= Aufgaben =
1 > Wovon erzählt der Film „Das Lied der Fischer“ laut dem Text über das chinesische Kino der 1930er Jahre?
2 > Wie lautet der Abschnitt im Text über das chinesische Kino der 1930er Jahre zwischen „Anfang der 1930er“ und „the Fishermen (漁光曲)“, beide eingeschlossen, wenn man „Verhaftungswelle“ gegen „Festnahmewelle“ austauscht?

Anfang der 1930er Jahre unternahm die Regierung Chiang Kai-shek  [Jiǎng Jièshí] 蔣介石 alles, um den Einfluss der linksgerichteten Filmstudios in China zurückzudrängen. Waren es zunächst Zensurmaßnahmen, Aufführungsverbote und Verbote  linksgerichteter Vereinigungen., kam es 1934 zu einer Verhaftungswelle und zahlreichen Mordanschlägen.[1] Trotz der schwierigen Situation wurde in diesem Jahr ein Film eines linksgerichteten Filmemachers zum Publikumserfolg.

Still frame from: Song of the Fishermen (漁光曲)
Song of the Fishermen 漁光曲 (1934) Internet Archive

Yúguāng qū 漁光曲[“Das Lied der Fischer”/”Song of the Fishermen”] von Cài Chǔshēng  蔡楚生 (1906-1968)  erzählt die Geschichte einer Fischerfamilie nach dem Tod des Vaters. Cài Chǔshēng  蔡楚生 verzichtet auf plumpe Agitation und jede Form der Indoktrination, die Wirkung entsteht allein aus der Kraft der Bilder. Das Publikum soll sich mit dem Schicksal der dargestellten ‘einfachen’ Leute identifizieren.

= Rohdaten =
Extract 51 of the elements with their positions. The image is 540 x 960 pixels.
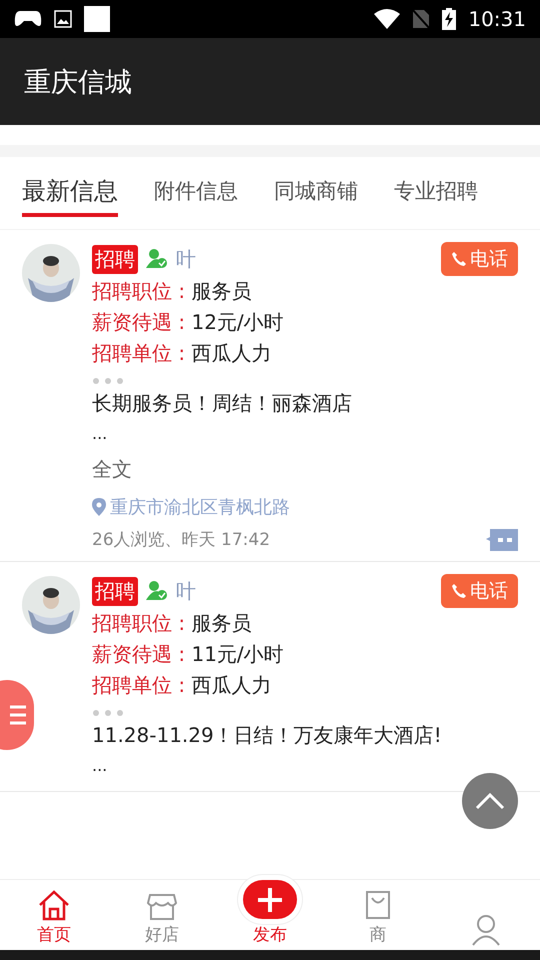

= Antworten =
1 > Von der Geschichte einer Fischerfamilie nach dem Tod des Vaters.

2 >
Anfang der 1930er Jahre unternahm die Regierung Chiang Kai-shek  [Jiǎng Jièshí] 蔣介石 alles, um den Einfluss der linksgerichteten Filmstudios in China zurückzudrängen. Waren es zunächst Zensurmaßnahmen, Aufführungsverbote und Verbote  linksgerichteter Vereinigungen., kam es 1934 zu einer Festnahmewelle und zahlreichen Mordanschlägen.[1] Trotz der schwierigen Situation wurde in diesem Jahr ein Film eines linksgerichteten Filmemachers zum Publikumserfolg.

Still frame from: Song of the Fishermen (漁光曲)